» PASSAGE
========================

Which of the following diets would place a client at the highest risk for macrocytic anemia? A. Lacto-ovo-vegetarian B. Lacto-vegetarian C. Macrobiotic D. Vegan

Ans: D Megaloblastic anemia is caused by vitamin B12 or folic acid deficiency. Vitamin B12 deficiency can also result in peripheral neuropathy and cognitive impairment. Vitamin B12 is formed by microorganisms and found only in animal foods; some plant foods may contain minimal amounts of vitamin B12 only if they accidentally contain animal particles. Natural sources of vitamin B12 include meat, fish, poultry, eggs, and milk; some breads and cereals may be fortified with vitamin B12 as well as some nutritional yeasts. Vegans are strict vegetarians; they exclude all animal products , including eggs, milk and milk products from their diet. They also may avoid foods that are processed or not organically grown, thereby eliminating potentially fortified food sources of vitamin b12.

A hospitalized client is receiving chemotherapy. Based on today's blood laboratory results, what action should the nurse take? Lab results: WBC-1,400 Absolute neutrophil count-500 Hemoglobin- 10.5 Platelets-150,000 Serum potassium-3.4 A. Assess for hematuria B. Check for peaked T waves C. Obtain a prescription for epoetin alfa D. Place a mask on the client

Ans: D The normal range for a WBC count is 4,000-11,000. Clients with neutropenia are predisposed to infection. The absolute neutrophil count is determined by multiplying the total WBC count by the percentage of neutrophils. Neutropenia is an absolute neutrophil count below 1,000. An absolute neutrophil count below 500 is defined as severe neutropenia and is a critical emergency. This client's neutropenia is probably a result of bone marrow suppression from the chemotherapy. The client needs reverse or protective isolation from organisms that people or objects may have that the client lacks resistance to. A hospitalized client needs to be in a private room, and the room may need to be equipped with HEPA filtration or positive pressure air flow. Additional neutropenic precautions include avoiding raw fruits/vegetables, standing water, and undercooked meat. In addition, no infectious health care providers should care for the client.

========================

» AVAILABLE DATA
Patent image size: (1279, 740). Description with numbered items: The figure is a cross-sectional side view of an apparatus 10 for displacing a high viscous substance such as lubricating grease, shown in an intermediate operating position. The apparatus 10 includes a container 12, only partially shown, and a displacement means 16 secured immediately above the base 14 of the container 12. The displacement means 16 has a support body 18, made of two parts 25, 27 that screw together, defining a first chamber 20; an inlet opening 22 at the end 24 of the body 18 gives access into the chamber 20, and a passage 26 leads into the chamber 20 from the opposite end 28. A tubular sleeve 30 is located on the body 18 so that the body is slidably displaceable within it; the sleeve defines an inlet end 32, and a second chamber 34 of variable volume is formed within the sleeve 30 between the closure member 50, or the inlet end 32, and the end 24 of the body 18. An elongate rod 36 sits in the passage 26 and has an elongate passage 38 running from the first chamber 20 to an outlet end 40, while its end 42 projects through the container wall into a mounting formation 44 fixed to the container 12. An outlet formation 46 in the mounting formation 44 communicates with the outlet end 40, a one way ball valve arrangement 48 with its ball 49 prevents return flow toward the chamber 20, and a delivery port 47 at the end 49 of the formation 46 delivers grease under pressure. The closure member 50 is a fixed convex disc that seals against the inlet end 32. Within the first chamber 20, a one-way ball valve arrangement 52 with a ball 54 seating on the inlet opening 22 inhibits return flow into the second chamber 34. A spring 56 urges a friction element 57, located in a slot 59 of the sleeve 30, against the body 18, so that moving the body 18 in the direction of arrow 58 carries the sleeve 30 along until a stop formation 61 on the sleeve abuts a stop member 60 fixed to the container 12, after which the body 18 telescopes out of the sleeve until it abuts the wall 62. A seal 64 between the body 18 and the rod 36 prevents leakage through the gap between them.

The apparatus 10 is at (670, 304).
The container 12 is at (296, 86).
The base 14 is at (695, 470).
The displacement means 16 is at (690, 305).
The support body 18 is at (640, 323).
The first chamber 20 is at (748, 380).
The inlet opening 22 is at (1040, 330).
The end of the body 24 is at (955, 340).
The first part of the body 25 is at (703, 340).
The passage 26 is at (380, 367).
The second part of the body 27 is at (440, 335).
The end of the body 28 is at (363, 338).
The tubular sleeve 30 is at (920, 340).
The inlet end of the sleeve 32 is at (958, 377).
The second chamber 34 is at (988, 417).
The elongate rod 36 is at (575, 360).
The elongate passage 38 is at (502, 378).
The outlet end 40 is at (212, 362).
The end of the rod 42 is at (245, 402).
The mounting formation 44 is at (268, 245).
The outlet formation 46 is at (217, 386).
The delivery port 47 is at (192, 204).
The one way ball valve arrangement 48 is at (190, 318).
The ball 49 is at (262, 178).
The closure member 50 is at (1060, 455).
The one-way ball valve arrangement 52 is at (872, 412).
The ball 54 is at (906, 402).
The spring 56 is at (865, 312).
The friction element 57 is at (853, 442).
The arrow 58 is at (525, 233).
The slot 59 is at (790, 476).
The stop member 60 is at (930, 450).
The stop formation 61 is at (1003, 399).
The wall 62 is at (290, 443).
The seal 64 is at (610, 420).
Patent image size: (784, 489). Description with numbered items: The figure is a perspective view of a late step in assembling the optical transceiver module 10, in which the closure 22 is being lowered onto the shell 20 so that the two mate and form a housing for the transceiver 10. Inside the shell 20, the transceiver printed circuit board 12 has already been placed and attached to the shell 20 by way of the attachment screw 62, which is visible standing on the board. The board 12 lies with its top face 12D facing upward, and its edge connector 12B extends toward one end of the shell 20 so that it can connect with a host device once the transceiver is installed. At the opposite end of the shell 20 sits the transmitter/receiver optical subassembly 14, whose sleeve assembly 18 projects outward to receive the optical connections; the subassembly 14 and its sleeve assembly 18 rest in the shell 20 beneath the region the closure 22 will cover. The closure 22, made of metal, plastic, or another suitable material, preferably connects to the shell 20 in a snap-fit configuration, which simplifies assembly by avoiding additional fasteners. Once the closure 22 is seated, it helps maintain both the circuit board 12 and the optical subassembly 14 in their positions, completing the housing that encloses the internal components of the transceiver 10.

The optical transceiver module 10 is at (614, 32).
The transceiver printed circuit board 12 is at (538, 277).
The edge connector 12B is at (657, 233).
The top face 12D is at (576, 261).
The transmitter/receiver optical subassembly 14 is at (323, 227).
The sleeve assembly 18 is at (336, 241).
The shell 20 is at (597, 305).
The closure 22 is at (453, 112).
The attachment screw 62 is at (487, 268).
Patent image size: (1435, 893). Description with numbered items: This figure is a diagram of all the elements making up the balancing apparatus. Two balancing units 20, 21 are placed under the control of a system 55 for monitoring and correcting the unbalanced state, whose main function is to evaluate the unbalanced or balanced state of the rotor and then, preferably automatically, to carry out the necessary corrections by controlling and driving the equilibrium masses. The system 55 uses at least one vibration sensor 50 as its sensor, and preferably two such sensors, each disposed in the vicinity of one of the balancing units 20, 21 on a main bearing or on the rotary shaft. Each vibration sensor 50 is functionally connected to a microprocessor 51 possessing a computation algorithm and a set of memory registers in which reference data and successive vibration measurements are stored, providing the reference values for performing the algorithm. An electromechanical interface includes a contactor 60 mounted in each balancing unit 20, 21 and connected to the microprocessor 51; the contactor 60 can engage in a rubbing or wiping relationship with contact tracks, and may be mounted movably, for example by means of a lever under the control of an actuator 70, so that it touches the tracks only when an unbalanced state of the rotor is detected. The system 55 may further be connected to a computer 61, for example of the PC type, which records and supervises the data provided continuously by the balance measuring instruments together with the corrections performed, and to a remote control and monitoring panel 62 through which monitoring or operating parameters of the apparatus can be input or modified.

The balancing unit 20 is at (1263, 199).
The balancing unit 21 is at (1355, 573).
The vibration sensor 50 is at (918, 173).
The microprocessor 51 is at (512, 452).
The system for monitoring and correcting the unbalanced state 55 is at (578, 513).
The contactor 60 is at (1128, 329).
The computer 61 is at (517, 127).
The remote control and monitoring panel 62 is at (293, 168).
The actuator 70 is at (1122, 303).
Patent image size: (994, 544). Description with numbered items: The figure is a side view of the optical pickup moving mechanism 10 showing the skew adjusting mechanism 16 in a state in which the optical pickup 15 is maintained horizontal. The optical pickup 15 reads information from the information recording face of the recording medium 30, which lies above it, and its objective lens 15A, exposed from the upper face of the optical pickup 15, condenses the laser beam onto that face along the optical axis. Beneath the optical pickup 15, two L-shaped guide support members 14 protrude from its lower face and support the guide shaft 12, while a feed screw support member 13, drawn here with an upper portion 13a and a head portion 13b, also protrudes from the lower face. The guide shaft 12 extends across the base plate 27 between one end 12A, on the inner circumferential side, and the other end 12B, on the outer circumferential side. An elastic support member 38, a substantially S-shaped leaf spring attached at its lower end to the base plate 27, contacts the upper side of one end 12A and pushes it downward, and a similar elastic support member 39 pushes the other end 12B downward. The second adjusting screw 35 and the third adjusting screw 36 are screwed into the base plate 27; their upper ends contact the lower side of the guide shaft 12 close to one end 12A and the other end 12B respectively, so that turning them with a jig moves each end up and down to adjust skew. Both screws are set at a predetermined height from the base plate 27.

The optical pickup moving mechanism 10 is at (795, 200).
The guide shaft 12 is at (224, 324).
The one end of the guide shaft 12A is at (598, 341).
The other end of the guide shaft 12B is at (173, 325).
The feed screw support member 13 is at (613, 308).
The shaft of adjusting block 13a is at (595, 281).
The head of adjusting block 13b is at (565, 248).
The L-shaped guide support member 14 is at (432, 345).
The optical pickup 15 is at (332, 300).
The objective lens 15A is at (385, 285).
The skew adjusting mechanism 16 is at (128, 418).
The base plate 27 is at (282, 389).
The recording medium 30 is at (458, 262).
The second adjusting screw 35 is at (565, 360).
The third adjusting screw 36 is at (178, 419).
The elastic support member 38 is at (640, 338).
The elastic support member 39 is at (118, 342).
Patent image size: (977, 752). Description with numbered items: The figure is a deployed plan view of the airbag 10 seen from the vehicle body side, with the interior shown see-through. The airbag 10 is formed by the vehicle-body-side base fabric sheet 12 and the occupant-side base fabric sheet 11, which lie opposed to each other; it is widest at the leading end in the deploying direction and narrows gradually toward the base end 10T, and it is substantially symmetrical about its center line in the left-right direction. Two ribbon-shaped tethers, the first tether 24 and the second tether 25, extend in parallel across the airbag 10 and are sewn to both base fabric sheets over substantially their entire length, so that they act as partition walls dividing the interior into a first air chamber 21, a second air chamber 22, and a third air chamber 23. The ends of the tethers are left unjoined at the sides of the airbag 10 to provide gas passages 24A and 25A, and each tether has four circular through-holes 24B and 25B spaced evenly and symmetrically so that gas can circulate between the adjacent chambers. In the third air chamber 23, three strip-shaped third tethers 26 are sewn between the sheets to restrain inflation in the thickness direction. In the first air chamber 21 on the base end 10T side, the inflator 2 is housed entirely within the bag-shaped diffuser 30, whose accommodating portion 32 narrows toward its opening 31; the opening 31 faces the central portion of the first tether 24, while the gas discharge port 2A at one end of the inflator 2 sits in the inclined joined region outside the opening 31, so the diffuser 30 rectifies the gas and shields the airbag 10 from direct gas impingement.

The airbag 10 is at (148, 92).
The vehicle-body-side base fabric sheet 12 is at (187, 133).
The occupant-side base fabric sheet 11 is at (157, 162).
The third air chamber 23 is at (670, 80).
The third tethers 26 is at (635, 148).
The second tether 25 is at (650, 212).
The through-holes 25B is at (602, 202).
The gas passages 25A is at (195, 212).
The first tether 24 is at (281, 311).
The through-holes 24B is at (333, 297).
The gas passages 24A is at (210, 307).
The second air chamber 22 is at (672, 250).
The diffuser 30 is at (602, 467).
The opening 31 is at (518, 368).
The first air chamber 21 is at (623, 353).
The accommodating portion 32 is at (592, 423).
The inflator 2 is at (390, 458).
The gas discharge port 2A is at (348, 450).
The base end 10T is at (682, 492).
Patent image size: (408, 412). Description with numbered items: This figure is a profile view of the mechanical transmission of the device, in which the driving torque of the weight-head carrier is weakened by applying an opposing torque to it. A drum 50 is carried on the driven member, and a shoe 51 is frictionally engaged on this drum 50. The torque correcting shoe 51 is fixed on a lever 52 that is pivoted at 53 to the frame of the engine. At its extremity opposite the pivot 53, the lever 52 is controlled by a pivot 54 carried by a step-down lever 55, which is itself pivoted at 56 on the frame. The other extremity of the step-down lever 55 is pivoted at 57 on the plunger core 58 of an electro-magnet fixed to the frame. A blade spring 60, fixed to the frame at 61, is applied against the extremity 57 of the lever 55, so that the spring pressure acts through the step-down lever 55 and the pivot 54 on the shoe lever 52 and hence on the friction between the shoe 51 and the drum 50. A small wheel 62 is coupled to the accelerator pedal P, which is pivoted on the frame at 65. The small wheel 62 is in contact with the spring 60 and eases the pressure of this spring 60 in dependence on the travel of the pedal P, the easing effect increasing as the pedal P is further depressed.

========================

» TASK REQUIREMENTS
- 1) Answer these questions from the passage:
(a) Which natural sources of vitamin B12 does the passage list?
(b) What is the normal range for a WBC count?
(c) What absolute neutrophil count is defined as severe neutropenia?
- 2) Transcribe the stretch of the passage from "Ans: D Megaloblastic" through "of vitamin b12.".

» ANSWERS TO THE TASKS
- 1)
(a) Meat, fish, poultry, eggs, and milk.
(b) 4,000-11,000.
(c) An absolute neutrophil count below 500.

- 2)
Ans: D Megaloblastic anemia is caused by vitamin B12 or folic acid deficiency. Vitamin B12 deficiency can also result in peripheral neuropathy and cognitive impairment. Vitamin B12 is formed by microorganisms and found only in animal foods; some plant foods may contain minimal amounts of vitamin B12 only if they accidentally contain animal particles. Natural sources of vitamin B12 include meat, fish, poultry, eggs, and milk; some breads and cereals may be fortified with vitamin B12 as well as some nutritional yeasts. Vegans are strict vegetarians; they exclude all animal products , including eggs, milk and milk products from their diet. They also may avoid foods that are processed or not organically grown, thereby eliminating potentially fortified food sources of vitamin b12.